------ Working data ------
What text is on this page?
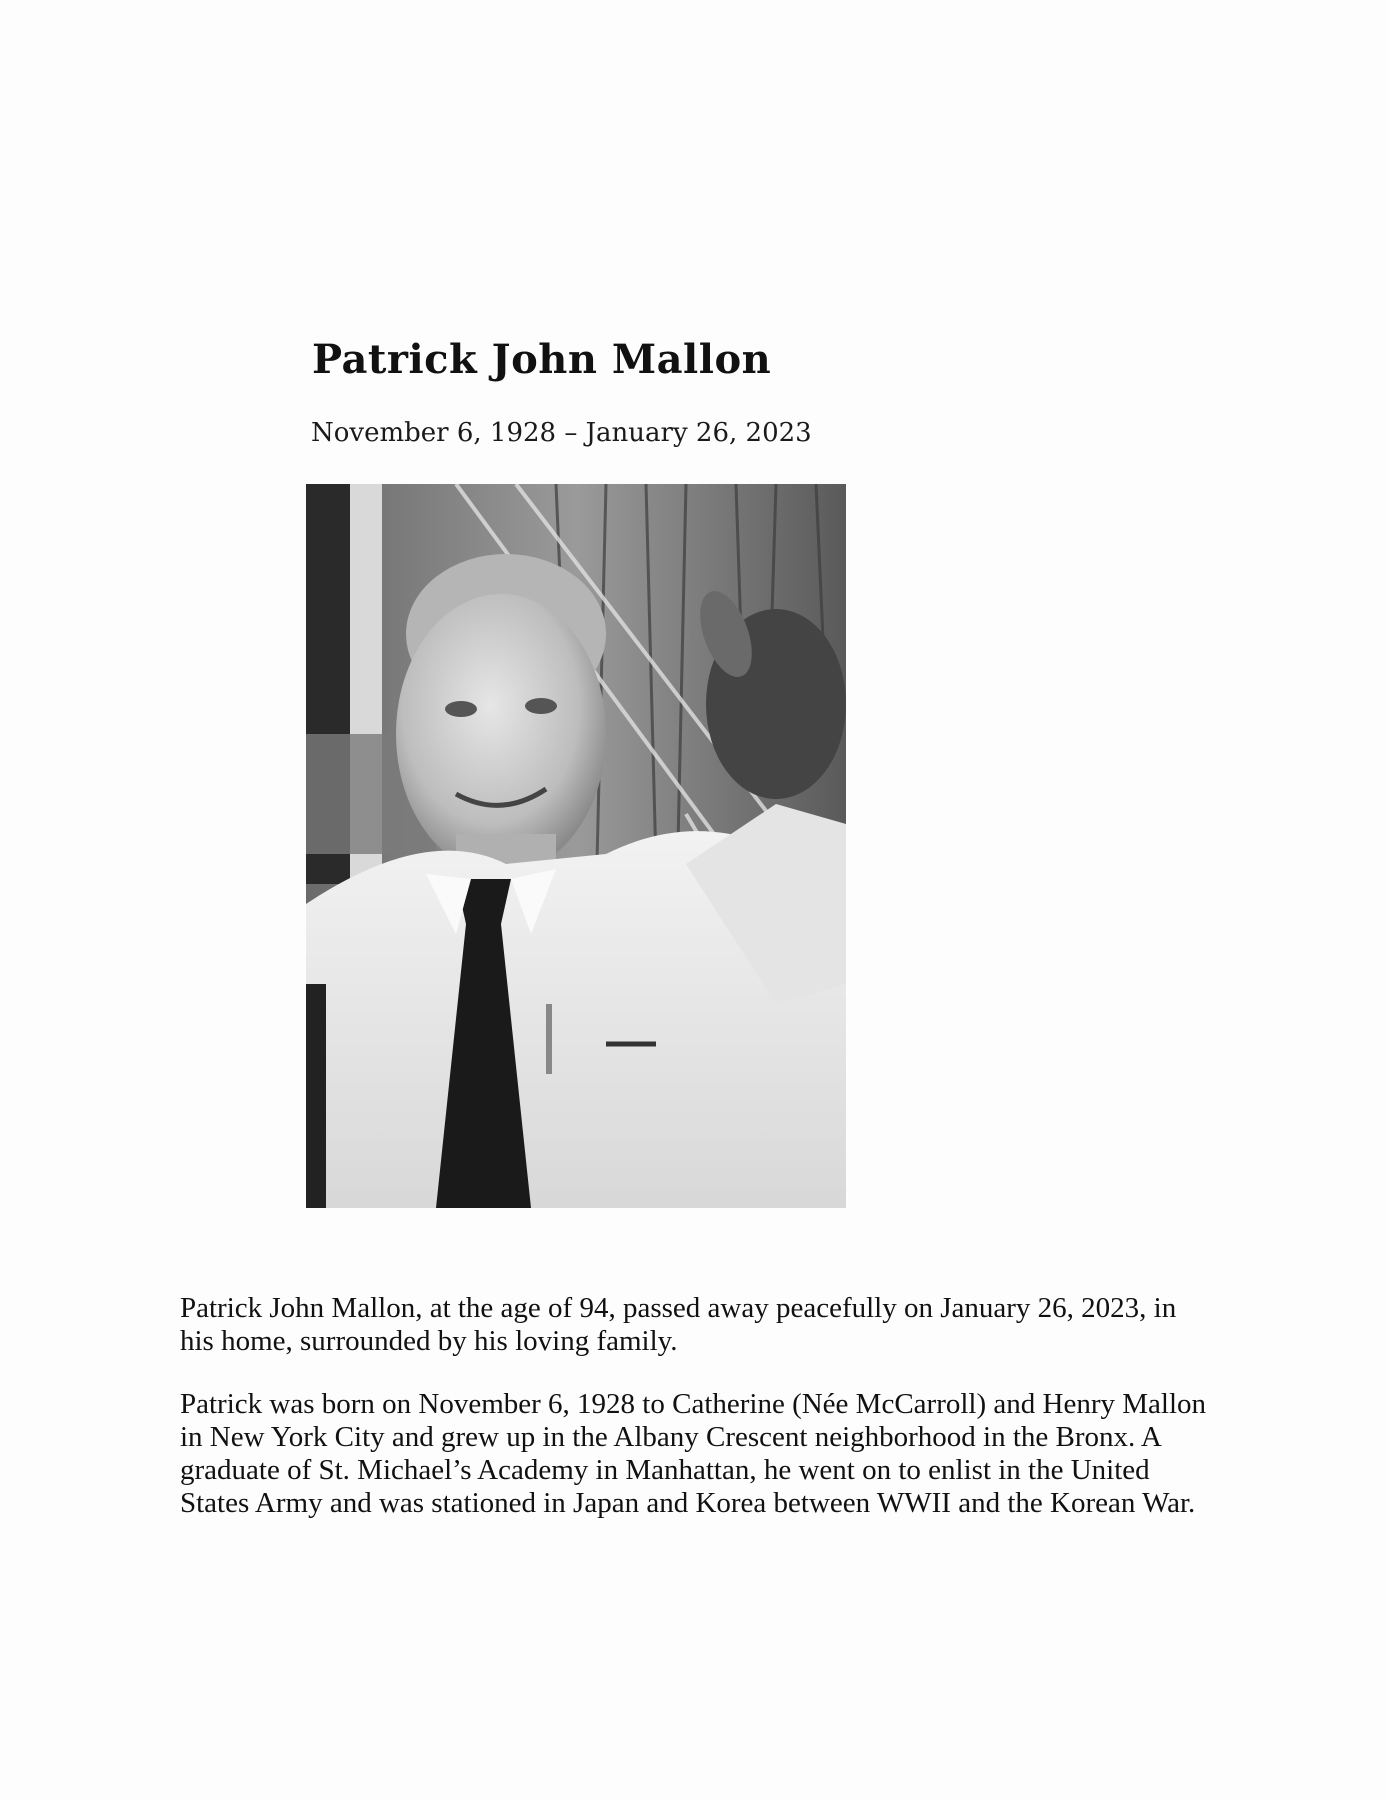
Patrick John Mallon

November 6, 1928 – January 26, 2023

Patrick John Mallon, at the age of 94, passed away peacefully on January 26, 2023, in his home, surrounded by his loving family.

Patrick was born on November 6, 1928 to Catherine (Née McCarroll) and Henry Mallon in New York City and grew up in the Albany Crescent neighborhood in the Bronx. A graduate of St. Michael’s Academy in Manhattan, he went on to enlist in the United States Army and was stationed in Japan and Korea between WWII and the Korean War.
------
Exercise objective :: Write out the records above exactly as they stand, leaving out every picture.

Reply to the exercise ::
What text is on this page?
Patrick John Mallon

November 6, 1928 – January 26, 2023

Patrick John Mallon, at the age of 94, passed away peacefully on January 26, 2023, in his home, surrounded by his loving family.

Patrick was born on November 6, 1928 to Catherine (Née McCarroll) and Henry Mallon in New York City and grew up in the Albany Crescent neighborhood in the Bronx. A graduate of St. Michael’s Academy in Manhattan, he went on to enlist in the United States Army and was stationed in Japan and Korea between WWII and the Korean War.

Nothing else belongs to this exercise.